**WRITTEN INSTRUCTION**. Your task is to copy every line of the entries that contains "page".
── GIVEN DATA ──
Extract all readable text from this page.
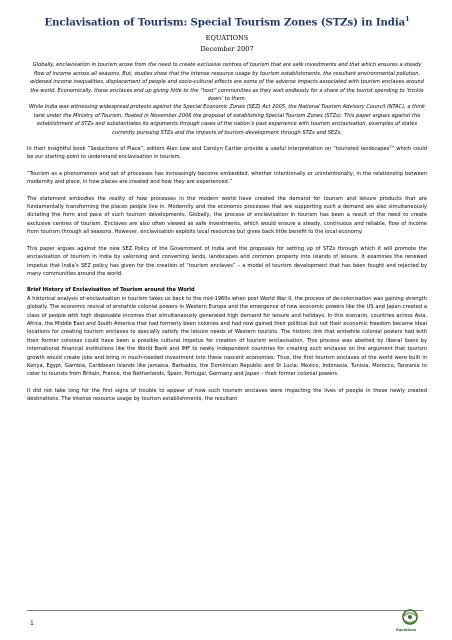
Enclavisation of Tourism: Special Tourism Zones (STZs) in India$^1$
EQUATIONS
December 2007

Globally, enclavisation in tourism arose from the need to create exclusive centres of tourism that are safe investments and that which ensures a steady flow of income across all seasons. But, studies show that the intense resource usage by tourism establishments, the resultant environmental pollution, widened income inequalities, displacement of people and socio-cultural effects are some of the adverse impacts associated with tourism enclaves around the world. Economically, these enclaves end up giving little to the “host” communities as they wait endlessly for a share of the tourist spending to ‘trickle down’ to them.

While India was witnessing widespread protests against the Special Economic Zones (SEZ) Act 2005, the National Tourism Advisory Council (NTAC), a think tank under the Ministry of Tourism, floated in November 2006 the proposal of establishing Special Tourism Zones (STZs). This paper argues against the establishment of STZs and substantiates its arguments through cases of the nation’s past experience with tourism enclavisation, examples of states currently pursuing STZs and the impacts of tourism development through STZs and SEZs.

In their insightful book “Seductions of Place”, editors Alan Lew and Carolyn Cartier provide a useful interpretation on “touristed landscapes$^2$” which could be our starting point to understand enclavisation in tourism.

“Tourism as a phenomenon and set of processes has increasingly become embedded, whether intentionally or unintentionally, in the relationship between modernity and place, in how places are created and how they are experienced.”

The statement embodies the reality of how processes in the modern world have created the demand for tourism and leisure products that are fundamentally transforming the places people live in. Modernity and the economic processes that are supporting such a demand are also simultaneously dictating the form and pace of such tourism developments. Globally, the process of enclavisation in tourism has been a result of the need to create exclusive centres of tourism. Enclaves are also often viewed as safe investments, which would ensure a steady, continuous and reliable, flow of income from tourism through all seasons. However, enclavisation exploits local resources but gives back little benefit to the local economy.

This paper argues against the new SEZ Policy of the Government of India and the proposals for setting up of STZs through which it will promote the enclavisation of tourism in India by valorising and converting lands, landscapes and common property into islands of leisure. It examines the renewed impetus that India’s SEZ policy has given for the creation of “tourism enclaves” – a model of tourism development that has been fought and rejected by many communities around the world.

Brief History of Enclavisation of Tourism around the World

A historical analysis of enclavisation in tourism takes us back to the mid-1960s when post World War II, the process of de-colonisation was gaining strength globally. The economic revival of erstwhile colonial powers in Western Europe and the emergence of new economic powers like the US and Japan created a class of people with high disposable incomes that simultaneously generated high demand for leisure and holidays. In this scenario, countries across Asia, Africa, the Middle East and South America that had formerly been colonies and had now gained their political but not their economic freedom became ideal locations for creating tourism enclaves to specially satisfy the leisure needs of Western tourists. The historic link that erstwhile colonial powers had with their former colonies could have been a possible cultural impetus for creation of tourism enclavisation. This process was abetted by liberal loans by international financial institutions like the World Bank and IMF to newly independent countries for creating such enclaves on the argument that tourism growth would create jobs and bring in much-needed investment into these nascent economies. Thus, the first tourism enclaves of the world were built in Kenya, Egypt, Gambia, Caribbean Islands like Jamaica, Barbados, the Dominican Republic and St Lucia; Mexico, Indonesia, Tunisia, Morocco, Tanzania to cater to tourists from Britain, France, the Netherlands, Spain, Portugal, Germany and Japan – their former colonial powers.

It did not take long for the first signs of trouble to appear of how such tourism enclaves were impacting the lives of people in these newly created destinations. The intense resource usage by tourism establishments, the resultant

1
Equations
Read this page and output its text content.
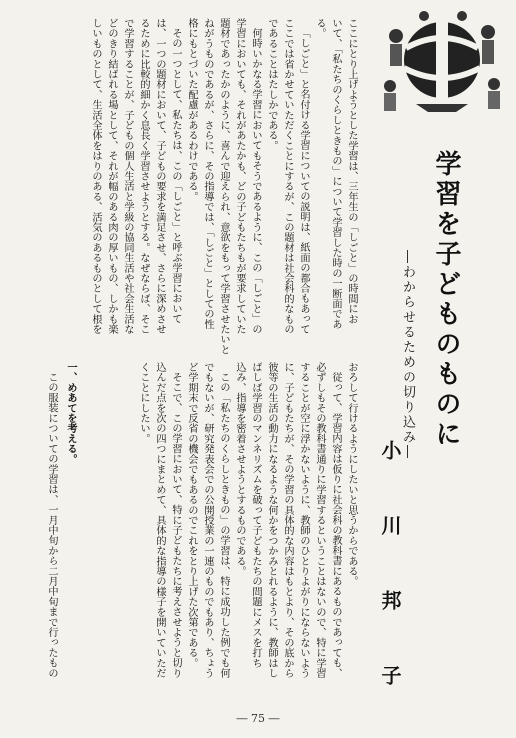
学習を子どものものに
―わからせるための切り込み―
小 川 邦 子
ここにとり上げようとした学習は、三年生の「しごと」の時間にお
いて、「私たちのくらしときもの」について学習した時の一断面であ
る。
「しごと」と名付ける学習についての説明は、紙面の都合もあって
ここでは省かせていただくことにするが、この題材は社会科的なもの
であることはたしかである。
何時いかなる学習においてもそうであるように、この「しごと」の
学習においても、それがあたかも、どの子どもたちもが要求していた
題材であったかのように、喜んで迎えられ、意欲をもって学習させたいと
ねがうものであるが、さらに、その指導では、「しごと」としての性
格にもとづいた配慮があるわけである。
その一つとして、私たちは、この「しごと」と呼ぶ学習において
は、一つの題材において、子どもの要求を満足させ、さらに深めさせ
るために比較的細かく息長く学習させようとする。なぜならば、そこ
で学習することが、子どもの個人生活と学級の協同生活や社会生活な
どのきり結ばれる場として、それが幅のある肉の厚いもの、しかも楽
しいものとして、生活全体をはりのある、活気のあるものとして根を
おろして行けるようにしたいと思うからである。
従って、学習内容は仮りに社会科の教科書にあるものであっても、
必ずしもその教科書通りに学習するということはないので、特に学習
することが空に浮かないように、教師のひとりよがりにならないよう
に、子どもたちが、その学習の具体的な内容はもとより、その底から
彼等の生活の動力になるような何かをつかみとれるように、教師はし
ばしば学習のマンネリズムを破って子どもたちの問題にメスを打ち
込み、指導を密着させようとするものである。
この「私たちのくらしときもの」の学習は、特に成功した例でも何
でもないが、研究発表会での公開授業の一連のものでもあり、ちょう
ど学期末で反省の機会でもあるのでこれをとり上げた次第である。
そこで、この学習において、特に子どもたちに考えさせようと切り
込んだ点を次の四つにまとめて、具体的な指導の様子を開いていただ
くことにしたい。
一、めあてを考える。
この服装についての学習は、一月中旬から二月中旬まで行ったもの
― 75 ―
───
**TASK RESULT**.
Extract all readable text from this page.
Read this page and output its text content.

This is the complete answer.